Dataset records on visual material:
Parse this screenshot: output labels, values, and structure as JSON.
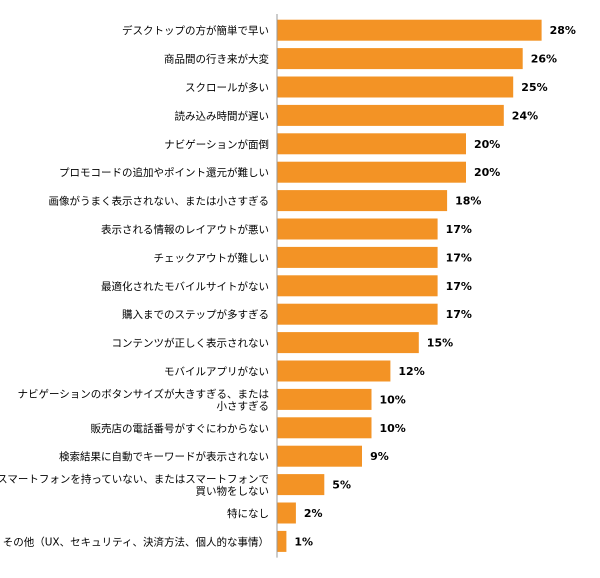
{
  "chart_data": {
    "type": "bar",
    "orientation": "horizontal",
    "categories": [
      "デスクトップの方が簡単で早い",
      "商品間の行き来が大変",
      "スクロールが多い",
      "読み込み時間が遅い",
      "ナビゲーションが面倒",
      "プロモコードの追加やポイント還元が難しい",
      "画像がうまく表示されない、または小さすぎる",
      "表示される情報のレイアウトが悪い",
      "チェックアウトが難しい",
      "最適化されたモバイルサイトがない",
      "購入までのステップが多すぎる",
      "コンテンツが正しく表示されない",
      "モバイルアプリがない",
      "ナビゲーションのボタンサイズが大きすぎる、または小さすぎる",
      "販売店の電話番号がすぐにわからない",
      "検索結果に自動でキーワードが表示されない",
      "スマートフォンを持っていない、またはスマートフォンで買い物をしない",
      "特になし",
      "その他（UX、セキュリティ、決済方法、個人的な事情）"
    ],
    "label_lines": [
      [
        "デスクトップの方が簡単で早い"
      ],
      [
        "商品間の行き来が大変"
      ],
      [
        "スクロールが多い"
      ],
      [
        "読み込み時間が遅い"
      ],
      [
        "ナビゲーションが面倒"
      ],
      [
        "プロモコードの追加やポイント還元が難しい"
      ],
      [
        "画像がうまく表示されない、または小さすぎる"
      ],
      [
        "表示される情報のレイアウトが悪い"
      ],
      [
        "チェックアウトが難しい"
      ],
      [
        "最適化されたモバイルサイトがない"
      ],
      [
        "購入までのステップが多すぎる"
      ],
      [
        "コンテンツが正しく表示されない"
      ],
      [
        "モバイルアプリがない"
      ],
      [
        "ナビゲーションのボタンサイズが大きすぎる、または",
        "小さすぎる"
      ],
      [
        "販売店の電話番号がすぐにわからない"
      ],
      [
        "検索結果に自動でキーワードが表示されない"
      ],
      [
        "スマートフォンを持っていない、またはスマートフォンで",
        "買い物をしない"
      ],
      [
        "特になし"
      ],
      [
        "その他（UX、セキュリティ、決済方法、個人的な事情）"
      ]
    ],
    "values": [
      28,
      26,
      25,
      24,
      20,
      20,
      18,
      17,
      17,
      17,
      17,
      15,
      12,
      10,
      10,
      9,
      5,
      2,
      1
    ],
    "value_labels": [
      "28%",
      "26%",
      "25%",
      "24%",
      "20%",
      "20%",
      "18%",
      "17%",
      "17%",
      "17%",
      "17%",
      "15%",
      "12%",
      "10%",
      "10%",
      "9%",
      "5%",
      "2%",
      "1%"
    ],
    "unit": "%",
    "xlim": [
      0,
      30
    ],
    "bar_color": "#F39325",
    "axis_color": "#999999",
    "grid": false,
    "legend": "none",
    "title": "",
    "xlabel": "",
    "ylabel": ""
  }
}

▶ [Written problem]
Pull out every line of the records above that contains the word "最適化されたモバイルサイトがない".

▶ [Solution below]
      "最適化されたモバイルサイトがない",
        "最適化されたモバイルサイトがない"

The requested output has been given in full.